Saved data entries
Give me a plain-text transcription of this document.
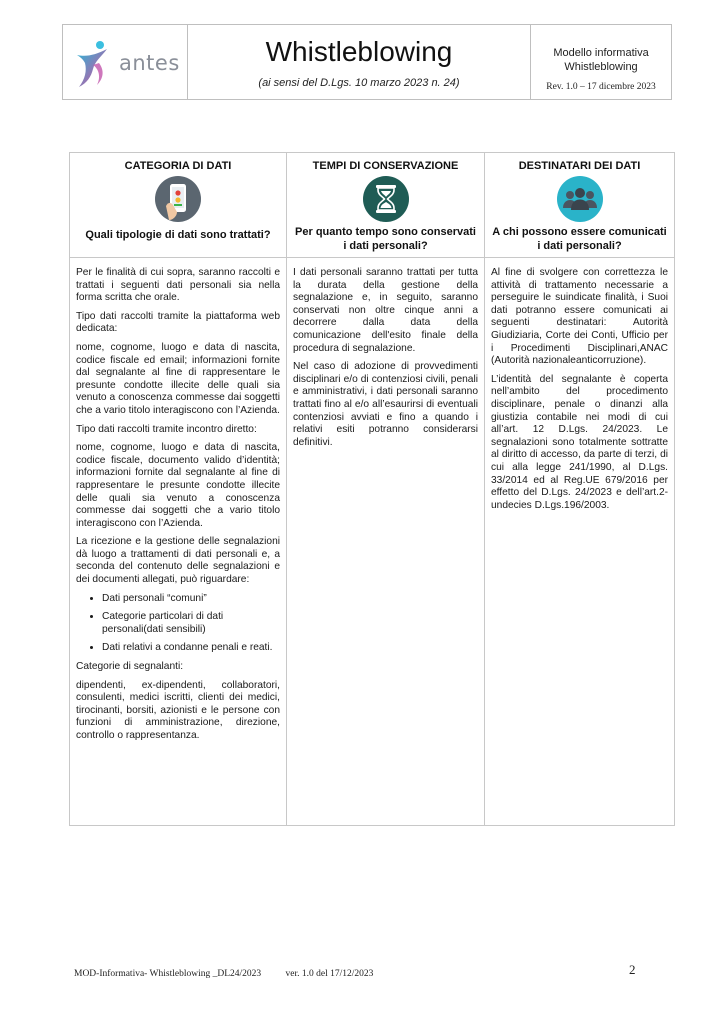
antes	Whistleblowing
(ai sensi del D.Lgs. 10 marzo 2023 n. 24)
Modello informativa
Whistleblowing
Rev. 1.0 – 17 dicembre 2023
CATEGORIA DI DATI
Quali tipologie di dati sono trattati?

Per le finalità di cui sopra, saranno raccolti e trattati i seguenti dati personali sia nella forma scritta che orale.

Tipo dati raccolti tramite la piattaforma web dedicata:

nome, cognome, luogo e data di nascita, codice fiscale ed email; informazioni fornite dal segnalante al fine di rappresentare le presunte condotte illecite delle quali sia venuto a conoscenza commesse dai soggetti che a vario titolo interagiscono con l’Azienda.

Tipo dati raccolti tramite incontro diretto:

nome, cognome, luogo e data di nascita, codice fiscale, documento valido d’identità; informazioni fornite dal segnalante al fine di rappresentare le presunte condotte illecite delle quali sia venuto a conoscenza commesse dai soggetti che a vario titolo interagiscono con l’Azienda.

La ricezione e la gestione delle segnalazioni dà luogo a trattamenti di dati personali e, a seconda del contenuto delle segnalazioni e dei documenti allegati, può riguardare:

• Dati personali “comuni”
• Categorie particolari di dati personali(dati sensibili)
• Dati relativi a condanne penali e reati.

Categorie di segnalanti:

dipendenti, ex-dipendenti, collaboratori, consulenti, medici iscritti, clienti dei medici, tirocinanti, borsiti, azionisti e le persone con funzioni di amministrazione, direzione, controllo o rappresentanza.

TEMPI DI CONSERVAZIONE
Per quanto tempo sono conservati i dati personali?

I dati personali saranno trattati per tutta la durata della gestione della segnalazione e, in seguito, saranno conservati non oltre cinque anni a decorrere dalla data della comunicazione dell'esito finale della procedura di segnalazione.

Nel caso di adozione di provvedimenti disciplinari e/o di contenziosi civili, penali e amministrativi, i dati personali saranno trattati fino al e/o all’esaurirsi di eventuali contenziosi avviati e fino a quando i relativi esiti potranno considerarsi definitivi.

DESTINATARI DEI DATI
A chi possono essere comunicati i dati personali?

Al fine di svolgere con correttezza le attività di trattamento necessarie a perseguire le suindicate finalità, i Suoi dati potranno essere comunicati ai seguenti destinatari: Autorità Giudiziaria, Corte dei Conti, Ufficio per i Procedimenti Disciplinari,ANAC (Autorità nazionaleanticorruzione).

L’identità del segnalante è coperta nell’ambito del procedimento disciplinare, penale o dinanzi alla giustizia contabile nei modi di cui all’art. 12 D.Lgs. 24/2023. Le segnalazioni sono totalmente sottratte al diritto di accesso, da parte di terzi, di cui alla legge 241/1990, al D.Lgs. 33/2014 ed al Reg.UE 679/2016 per effetto del D.Lgs. 24/2023 e dell’art.2-undecies D.Lgs.196/2003.

MOD-Informativa- Whistleblowing _DL24/2023	ver. 1.0 del 17/12/2023	2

- **Work to complete**: All of the material above needs to be restated exactly, with no pictures.

- **Exercise output**:
Give me a plain-text transcription of this document.
antes	Whistleblowing
(ai sensi del D.Lgs. 10 marzo 2023 n. 24)
Modello informativa
Whistleblowing
Rev. 1.0 – 17 dicembre 2023
CATEGORIA DI DATI
Quali tipologie di dati sono trattati?

Per le finalità di cui sopra, saranno raccolti e trattati i seguenti dati personali sia nella forma scritta che orale.

Tipo dati raccolti tramite la piattaforma web dedicata:

nome, cognome, luogo e data di nascita, codice fiscale ed email; informazioni fornite dal segnalante al fine di rappresentare le presunte condotte illecite delle quali sia venuto a conoscenza commesse dai soggetti che a vario titolo interagiscono con l’Azienda.

Tipo dati raccolti tramite incontro diretto:

nome, cognome, luogo e data di nascita, codice fiscale, documento valido d’identità; informazioni fornite dal segnalante al fine di rappresentare le presunte condotte illecite delle quali sia venuto a conoscenza commesse dai soggetti che a vario titolo interagiscono con l’Azienda.

La ricezione e la gestione delle segnalazioni dà luogo a trattamenti di dati personali e, a seconda del contenuto delle segnalazioni e dei documenti allegati, può riguardare:

• Dati personali “comuni”
• Categorie particolari di dati personali(dati sensibili)
• Dati relativi a condanne penali e reati.

Categorie di segnalanti:

dipendenti, ex-dipendenti, collaboratori, consulenti, medici iscritti, clienti dei medici, tirocinanti, borsiti, azionisti e le persone con funzioni di amministrazione, direzione, controllo o rappresentanza.

TEMPI DI CONSERVAZIONE
Per quanto tempo sono conservati i dati personali?

I dati personali saranno trattati per tutta la durata della gestione della segnalazione e, in seguito, saranno conservati non oltre cinque anni a decorrere dalla data della comunicazione dell'esito finale della procedura di segnalazione.

Nel caso di adozione di provvedimenti disciplinari e/o di contenziosi civili, penali e amministrativi, i dati personali saranno trattati fino al e/o all’esaurirsi di eventuali contenziosi avviati e fino a quando i relativi esiti potranno considerarsi definitivi.

DESTINATARI DEI DATI
A chi possono essere comunicati i dati personali?

Al fine di svolgere con correttezza le attività di trattamento necessarie a perseguire le suindicate finalità, i Suoi dati potranno essere comunicati ai seguenti destinatari: Autorità Giudiziaria, Corte dei Conti, Ufficio per i Procedimenti Disciplinari,ANAC (Autorità nazionaleanticorruzione).

L’identità del segnalante è coperta nell’ambito del procedimento disciplinare, penale o dinanzi alla giustizia contabile nei modi di cui all’art. 12 D.Lgs. 24/2023. Le segnalazioni sono totalmente sottratte al diritto di accesso, da parte di terzi, di cui alla legge 241/1990, al D.Lgs. 33/2014 ed al Reg.UE 679/2016 per effetto del D.Lgs. 24/2023 e dell’art.2-undecies D.Lgs.196/2003.

MOD-Informativa- Whistleblowing _DL24/2023	ver. 1.0 del 17/12/2023	2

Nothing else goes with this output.